> _Task goal_: Copy out the material word for word, starting with its first line and ending with the line that contains "approval-paragraph: Il documento", including that line.

Element box material:
----------

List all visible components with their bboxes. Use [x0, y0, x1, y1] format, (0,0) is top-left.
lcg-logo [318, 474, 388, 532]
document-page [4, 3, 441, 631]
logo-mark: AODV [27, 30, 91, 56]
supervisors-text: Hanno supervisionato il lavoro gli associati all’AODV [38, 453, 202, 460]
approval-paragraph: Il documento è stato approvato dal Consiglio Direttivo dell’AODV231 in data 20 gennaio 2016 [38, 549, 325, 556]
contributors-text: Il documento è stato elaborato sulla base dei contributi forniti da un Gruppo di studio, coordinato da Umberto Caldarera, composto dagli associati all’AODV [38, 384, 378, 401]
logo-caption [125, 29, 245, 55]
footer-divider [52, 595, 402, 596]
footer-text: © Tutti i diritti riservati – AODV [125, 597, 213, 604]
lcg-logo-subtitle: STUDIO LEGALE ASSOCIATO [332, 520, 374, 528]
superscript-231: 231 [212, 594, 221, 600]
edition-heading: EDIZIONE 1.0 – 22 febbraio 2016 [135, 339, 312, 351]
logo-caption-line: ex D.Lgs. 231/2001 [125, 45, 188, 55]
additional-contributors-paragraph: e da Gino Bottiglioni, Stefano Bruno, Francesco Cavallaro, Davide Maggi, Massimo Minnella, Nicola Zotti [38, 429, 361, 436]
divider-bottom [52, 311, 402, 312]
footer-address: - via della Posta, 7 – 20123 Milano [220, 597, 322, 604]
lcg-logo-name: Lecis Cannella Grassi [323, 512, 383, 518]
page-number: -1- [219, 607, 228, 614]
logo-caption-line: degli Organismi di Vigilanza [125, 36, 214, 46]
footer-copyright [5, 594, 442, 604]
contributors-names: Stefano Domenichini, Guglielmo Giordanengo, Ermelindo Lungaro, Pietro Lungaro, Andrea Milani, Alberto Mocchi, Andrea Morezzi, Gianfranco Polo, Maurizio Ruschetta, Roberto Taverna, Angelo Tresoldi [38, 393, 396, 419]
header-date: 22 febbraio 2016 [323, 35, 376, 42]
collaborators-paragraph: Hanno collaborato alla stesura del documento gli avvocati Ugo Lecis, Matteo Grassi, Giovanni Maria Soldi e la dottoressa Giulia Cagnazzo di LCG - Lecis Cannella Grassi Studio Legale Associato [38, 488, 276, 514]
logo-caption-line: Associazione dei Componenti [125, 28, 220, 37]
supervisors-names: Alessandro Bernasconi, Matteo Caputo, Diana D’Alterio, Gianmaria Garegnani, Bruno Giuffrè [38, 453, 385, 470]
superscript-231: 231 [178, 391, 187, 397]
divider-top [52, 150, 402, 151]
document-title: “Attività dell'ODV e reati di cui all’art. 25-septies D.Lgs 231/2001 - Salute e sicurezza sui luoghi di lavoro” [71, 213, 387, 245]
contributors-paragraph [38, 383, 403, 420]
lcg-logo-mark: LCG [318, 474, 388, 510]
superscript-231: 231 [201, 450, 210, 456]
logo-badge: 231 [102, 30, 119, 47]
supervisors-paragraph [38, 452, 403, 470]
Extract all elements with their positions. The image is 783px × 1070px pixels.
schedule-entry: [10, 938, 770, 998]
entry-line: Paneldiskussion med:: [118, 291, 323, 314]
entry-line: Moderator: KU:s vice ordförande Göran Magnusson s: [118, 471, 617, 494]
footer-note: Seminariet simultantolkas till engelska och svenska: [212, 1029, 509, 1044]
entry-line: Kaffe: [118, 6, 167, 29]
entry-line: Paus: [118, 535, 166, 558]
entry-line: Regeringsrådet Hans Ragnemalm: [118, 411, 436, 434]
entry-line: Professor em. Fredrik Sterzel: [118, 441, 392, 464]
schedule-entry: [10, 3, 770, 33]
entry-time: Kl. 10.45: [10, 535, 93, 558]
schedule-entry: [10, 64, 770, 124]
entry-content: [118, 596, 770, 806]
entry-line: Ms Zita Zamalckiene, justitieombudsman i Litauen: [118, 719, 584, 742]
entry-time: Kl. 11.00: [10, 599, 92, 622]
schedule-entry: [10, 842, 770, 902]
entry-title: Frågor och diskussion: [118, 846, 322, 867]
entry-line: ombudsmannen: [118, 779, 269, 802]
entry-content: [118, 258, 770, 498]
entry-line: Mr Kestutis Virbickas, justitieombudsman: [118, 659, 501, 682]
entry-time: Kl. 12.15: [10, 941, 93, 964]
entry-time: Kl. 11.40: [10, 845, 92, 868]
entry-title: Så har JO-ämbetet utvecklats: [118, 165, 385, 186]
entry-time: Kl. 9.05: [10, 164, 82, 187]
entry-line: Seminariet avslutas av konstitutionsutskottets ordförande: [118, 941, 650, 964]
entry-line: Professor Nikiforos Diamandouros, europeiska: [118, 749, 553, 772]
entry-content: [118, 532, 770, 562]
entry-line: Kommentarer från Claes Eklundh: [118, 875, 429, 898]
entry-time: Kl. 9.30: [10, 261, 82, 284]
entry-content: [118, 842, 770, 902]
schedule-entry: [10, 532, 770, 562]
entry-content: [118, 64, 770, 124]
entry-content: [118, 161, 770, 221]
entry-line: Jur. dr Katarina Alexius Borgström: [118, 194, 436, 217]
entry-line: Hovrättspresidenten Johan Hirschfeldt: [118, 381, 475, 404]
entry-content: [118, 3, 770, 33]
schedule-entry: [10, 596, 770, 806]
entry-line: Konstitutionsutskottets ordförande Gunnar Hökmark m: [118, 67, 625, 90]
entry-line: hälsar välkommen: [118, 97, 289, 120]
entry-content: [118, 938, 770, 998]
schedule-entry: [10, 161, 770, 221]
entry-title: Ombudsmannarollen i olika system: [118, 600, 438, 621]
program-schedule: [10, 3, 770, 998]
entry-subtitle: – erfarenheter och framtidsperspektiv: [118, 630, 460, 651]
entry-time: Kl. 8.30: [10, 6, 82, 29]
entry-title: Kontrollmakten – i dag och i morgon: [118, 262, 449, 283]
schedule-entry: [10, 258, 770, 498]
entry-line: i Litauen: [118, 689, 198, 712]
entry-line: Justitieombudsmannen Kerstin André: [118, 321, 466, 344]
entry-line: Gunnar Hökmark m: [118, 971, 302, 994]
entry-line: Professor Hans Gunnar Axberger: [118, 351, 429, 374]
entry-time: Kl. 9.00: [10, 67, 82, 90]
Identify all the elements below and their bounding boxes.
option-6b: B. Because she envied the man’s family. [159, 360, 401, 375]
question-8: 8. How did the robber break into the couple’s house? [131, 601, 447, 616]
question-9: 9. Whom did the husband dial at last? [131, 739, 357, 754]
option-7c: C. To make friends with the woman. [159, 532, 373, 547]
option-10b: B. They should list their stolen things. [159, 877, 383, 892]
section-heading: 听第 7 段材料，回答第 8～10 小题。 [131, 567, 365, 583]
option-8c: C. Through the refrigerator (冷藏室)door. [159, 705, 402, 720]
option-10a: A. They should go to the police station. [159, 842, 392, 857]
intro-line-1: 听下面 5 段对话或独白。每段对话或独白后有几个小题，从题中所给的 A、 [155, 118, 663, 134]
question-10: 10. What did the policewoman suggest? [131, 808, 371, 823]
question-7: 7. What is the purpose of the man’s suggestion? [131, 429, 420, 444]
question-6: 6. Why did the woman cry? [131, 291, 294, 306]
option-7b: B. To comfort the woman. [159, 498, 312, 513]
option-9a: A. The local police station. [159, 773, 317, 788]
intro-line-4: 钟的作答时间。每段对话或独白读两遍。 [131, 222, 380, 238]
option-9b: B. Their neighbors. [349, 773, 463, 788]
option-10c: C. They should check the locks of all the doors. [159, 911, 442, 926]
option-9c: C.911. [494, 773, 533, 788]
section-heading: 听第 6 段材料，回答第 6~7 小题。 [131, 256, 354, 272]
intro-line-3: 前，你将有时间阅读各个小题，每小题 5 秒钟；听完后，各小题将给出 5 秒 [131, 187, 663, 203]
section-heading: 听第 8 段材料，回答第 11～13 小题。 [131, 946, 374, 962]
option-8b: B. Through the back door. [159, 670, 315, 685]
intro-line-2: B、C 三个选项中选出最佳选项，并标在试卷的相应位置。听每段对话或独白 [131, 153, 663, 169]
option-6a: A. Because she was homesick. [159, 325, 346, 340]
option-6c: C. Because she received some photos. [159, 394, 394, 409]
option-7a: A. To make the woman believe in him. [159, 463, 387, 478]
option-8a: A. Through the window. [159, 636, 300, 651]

----------

> _The output_:
List all visible components with their bboxes. Use [x0, y0, x1, y1] format, (0,0) is top-left.
lcg-logo [318, 474, 388, 532]
document-page [4, 3, 441, 631]
logo-mark: AODV [27, 30, 91, 56]
supervisors-text: Hanno supervisionato il lavoro gli associati all’AODV [38, 453, 202, 460]
approval-paragraph: Il documento è stato approvato dal Consiglio Direttivo dell’AODV231 in data 20 gennaio 2016 [38, 549, 325, 556]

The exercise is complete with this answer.